### Input records

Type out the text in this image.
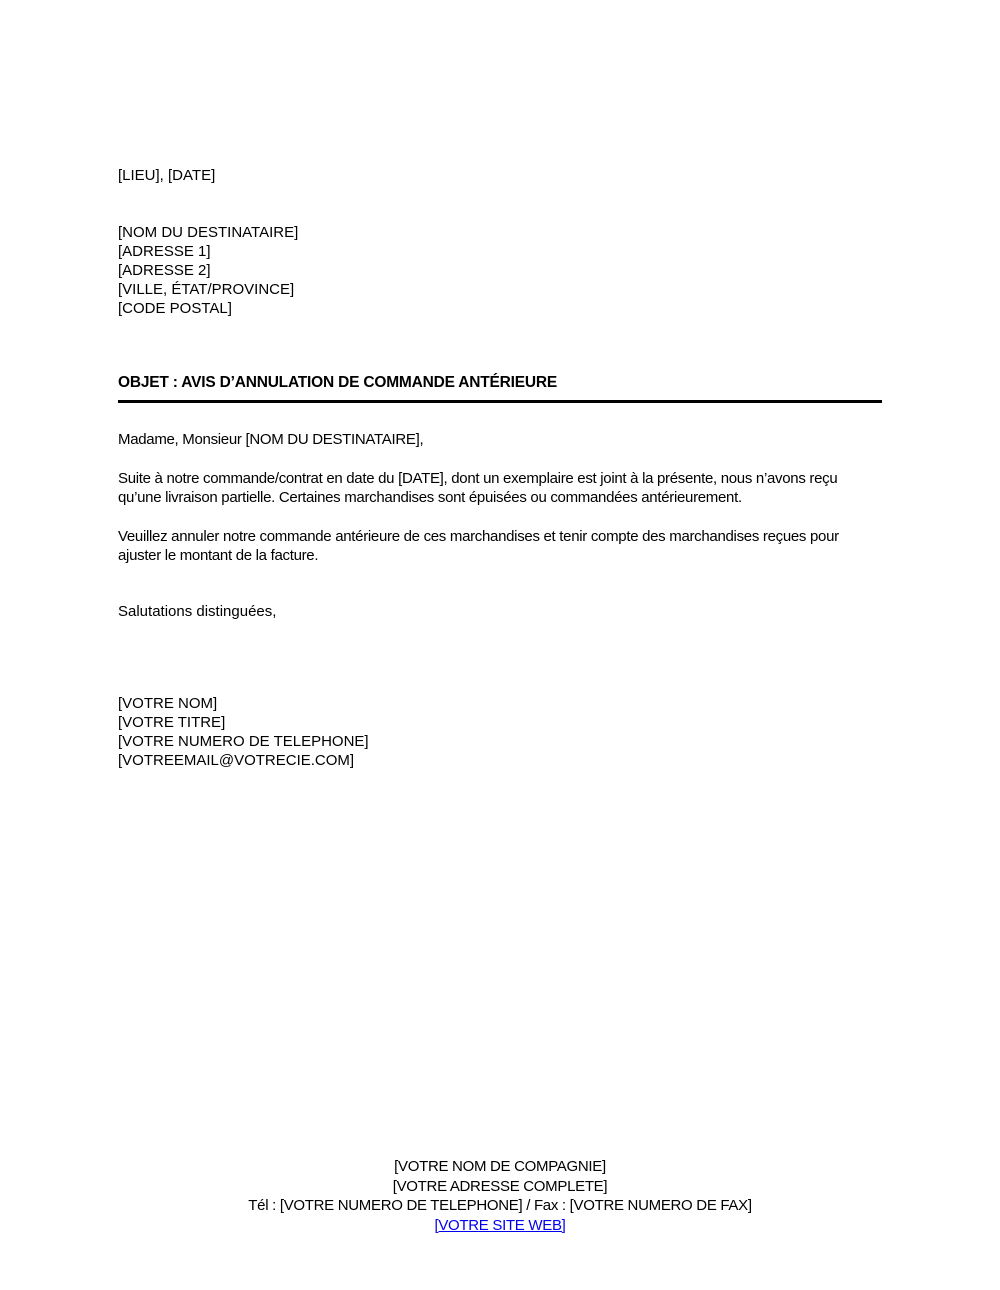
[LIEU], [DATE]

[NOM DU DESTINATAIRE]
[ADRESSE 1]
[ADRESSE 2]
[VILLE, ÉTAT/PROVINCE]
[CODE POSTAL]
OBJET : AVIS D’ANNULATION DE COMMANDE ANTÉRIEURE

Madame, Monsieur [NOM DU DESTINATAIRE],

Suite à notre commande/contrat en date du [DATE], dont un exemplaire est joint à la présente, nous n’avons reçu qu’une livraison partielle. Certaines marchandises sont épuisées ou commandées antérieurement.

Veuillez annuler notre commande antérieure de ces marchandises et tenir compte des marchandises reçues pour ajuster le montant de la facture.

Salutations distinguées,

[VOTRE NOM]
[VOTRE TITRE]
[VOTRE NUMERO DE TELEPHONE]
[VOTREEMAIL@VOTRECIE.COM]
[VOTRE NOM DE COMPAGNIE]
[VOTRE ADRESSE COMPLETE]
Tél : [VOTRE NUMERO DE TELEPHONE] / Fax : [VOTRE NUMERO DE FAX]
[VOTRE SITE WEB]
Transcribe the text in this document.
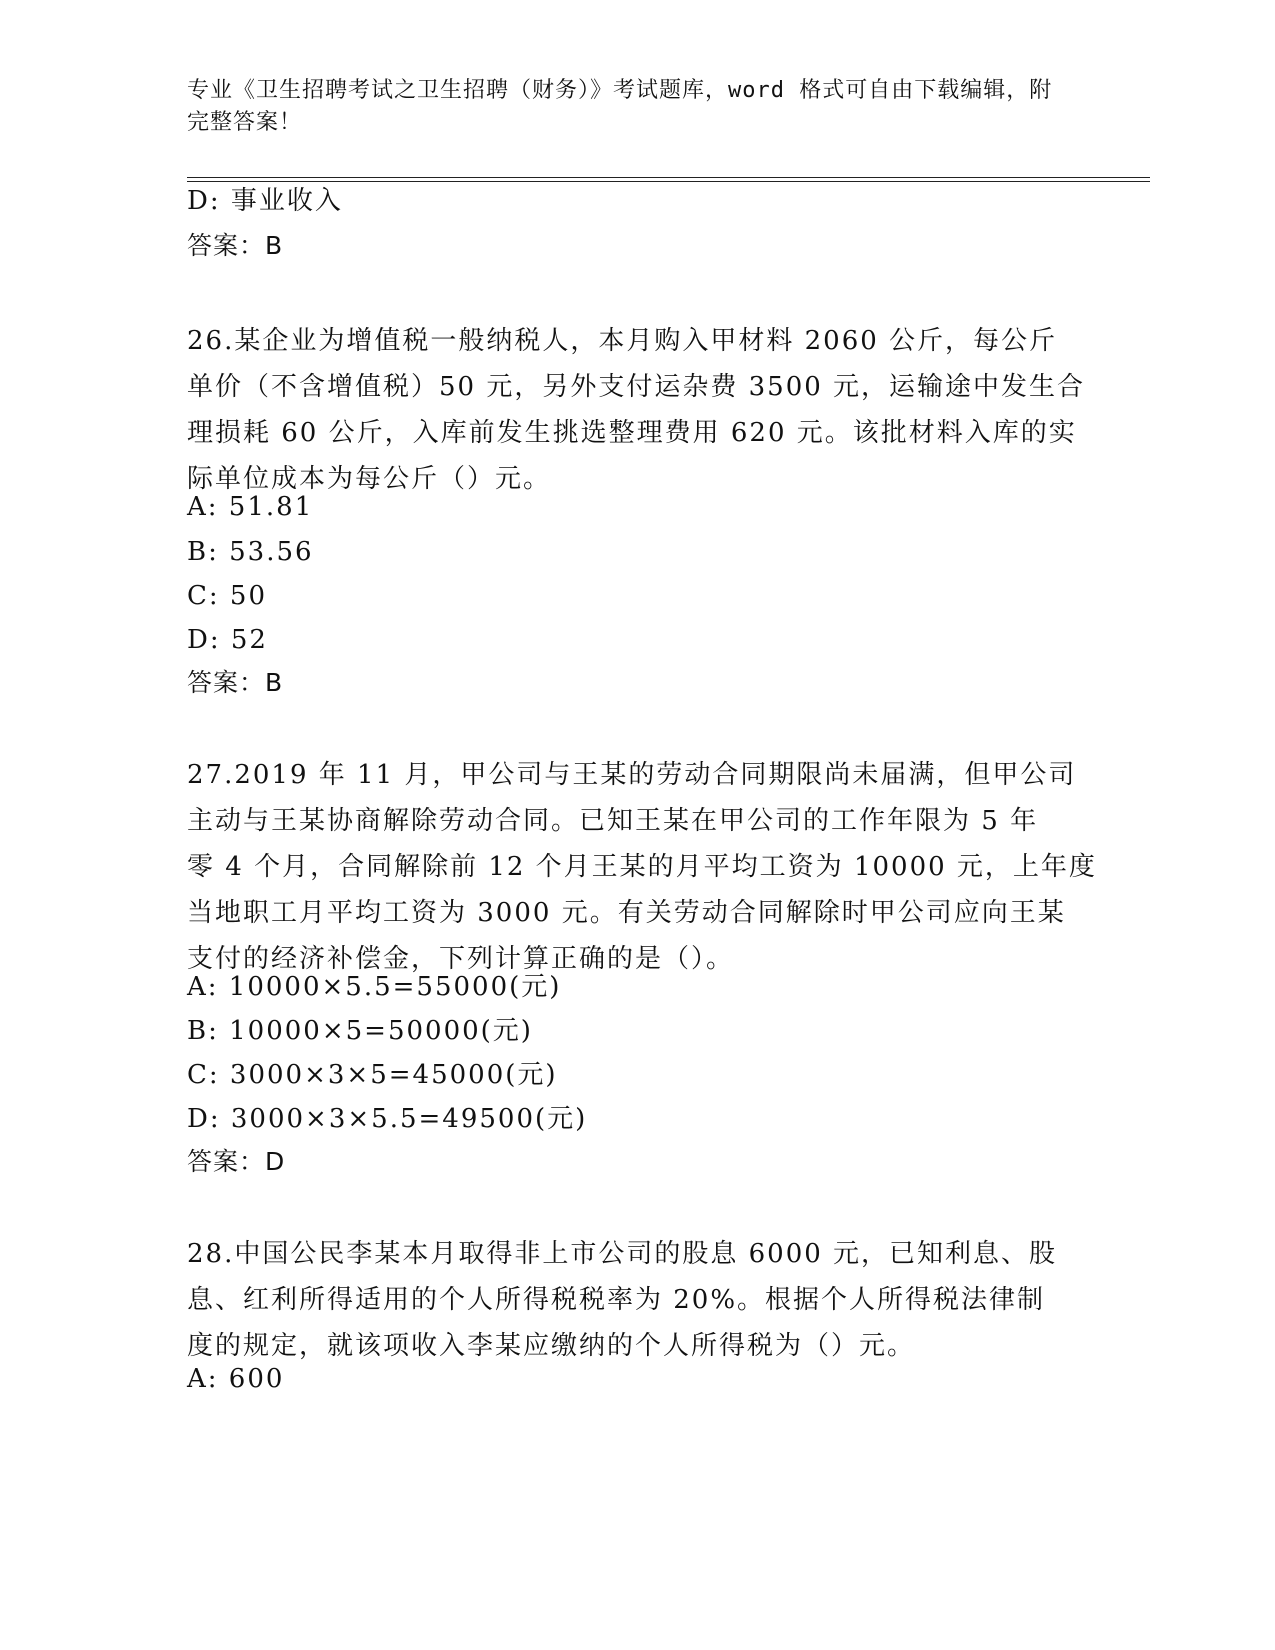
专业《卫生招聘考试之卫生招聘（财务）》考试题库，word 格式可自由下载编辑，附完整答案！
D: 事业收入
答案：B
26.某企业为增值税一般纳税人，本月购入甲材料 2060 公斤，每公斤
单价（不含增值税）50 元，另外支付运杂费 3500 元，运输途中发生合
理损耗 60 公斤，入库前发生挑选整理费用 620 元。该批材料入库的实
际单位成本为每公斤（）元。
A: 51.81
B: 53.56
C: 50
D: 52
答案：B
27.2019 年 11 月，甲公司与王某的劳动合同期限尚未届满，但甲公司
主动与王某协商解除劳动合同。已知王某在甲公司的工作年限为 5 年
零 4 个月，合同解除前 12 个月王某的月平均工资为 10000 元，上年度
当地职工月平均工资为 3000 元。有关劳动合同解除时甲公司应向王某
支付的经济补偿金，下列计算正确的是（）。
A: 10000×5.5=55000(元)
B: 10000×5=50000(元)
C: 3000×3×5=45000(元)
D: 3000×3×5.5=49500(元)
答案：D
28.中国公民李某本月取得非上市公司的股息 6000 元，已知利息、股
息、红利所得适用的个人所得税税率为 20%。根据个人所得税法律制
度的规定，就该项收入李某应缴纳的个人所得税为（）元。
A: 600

######

● **Problem details**
Leave every image out, and retype the material exactly.

● **Answer**
Type out the text in this image.
[LIEU], [DATE]

[NOM DU DESTINATAIRE]
[ADRESSE 1]
[ADRESSE 2]
[VILLE, ÉTAT/PROVINCE]
[CODE POSTAL]
OBJET : AVIS D’ANNULATION DE COMMANDE ANTÉRIEURE

Madame, Monsieur [NOM DU DESTINATAIRE],

Suite à notre commande/contrat en date du [DATE], dont un exemplaire est joint à la présente, nous n’avons reçu qu’une livraison partielle. Certaines marchandises sont épuisées ou commandées antérieurement.

Veuillez annuler notre commande antérieure de ces marchandises et tenir compte des marchandises reçues pour ajuster le montant de la facture.

Salutations distinguées,

[VOTRE NOM]
[VOTRE TITRE]
[VOTRE NUMERO DE TELEPHONE]
[VOTREEMAIL@VOTRECIE.COM]
[VOTRE NOM DE COMPAGNIE]
[VOTRE ADRESSE COMPLETE]
Tél : [VOTRE NUMERO DE TELEPHONE] / Fax : [VOTRE NUMERO DE FAX]
[VOTRE SITE WEB]
Transcribe the text in this document.
专业《卫生招聘考试之卫生招聘（财务）》考试题库，word 格式可自由下载编辑，附完整答案！
D: 事业收入
答案：B
26.某企业为增值税一般纳税人，本月购入甲材料 2060 公斤，每公斤
单价（不含增值税）50 元，另外支付运杂费 3500 元，运输途中发生合
理损耗 60 公斤，入库前发生挑选整理费用 620 元。该批材料入库的实
际单位成本为每公斤（）元。
A: 51.81
B: 53.56
C: 50
D: 52
答案：B
27.2019 年 11 月，甲公司与王某的劳动合同期限尚未届满，但甲公司
主动与王某协商解除劳动合同。已知王某在甲公司的工作年限为 5 年
零 4 个月，合同解除前 12 个月王某的月平均工资为 10000 元，上年度
当地职工月平均工资为 3000 元。有关劳动合同解除时甲公司应向王某
支付的经济补偿金，下列计算正确的是（）。
A: 10000×5.5=55000(元)
B: 10000×5=50000(元)
C: 3000×3×5=45000(元)
D: 3000×3×5.5=49500(元)
答案：D
28.中国公民李某本月取得非上市公司的股息 6000 元，已知利息、股
息、红利所得适用的个人所得税税率为 20%。根据个人所得税法律制
度的规定，就该项收入李某应缴纳的个人所得税为（）元。
A: 600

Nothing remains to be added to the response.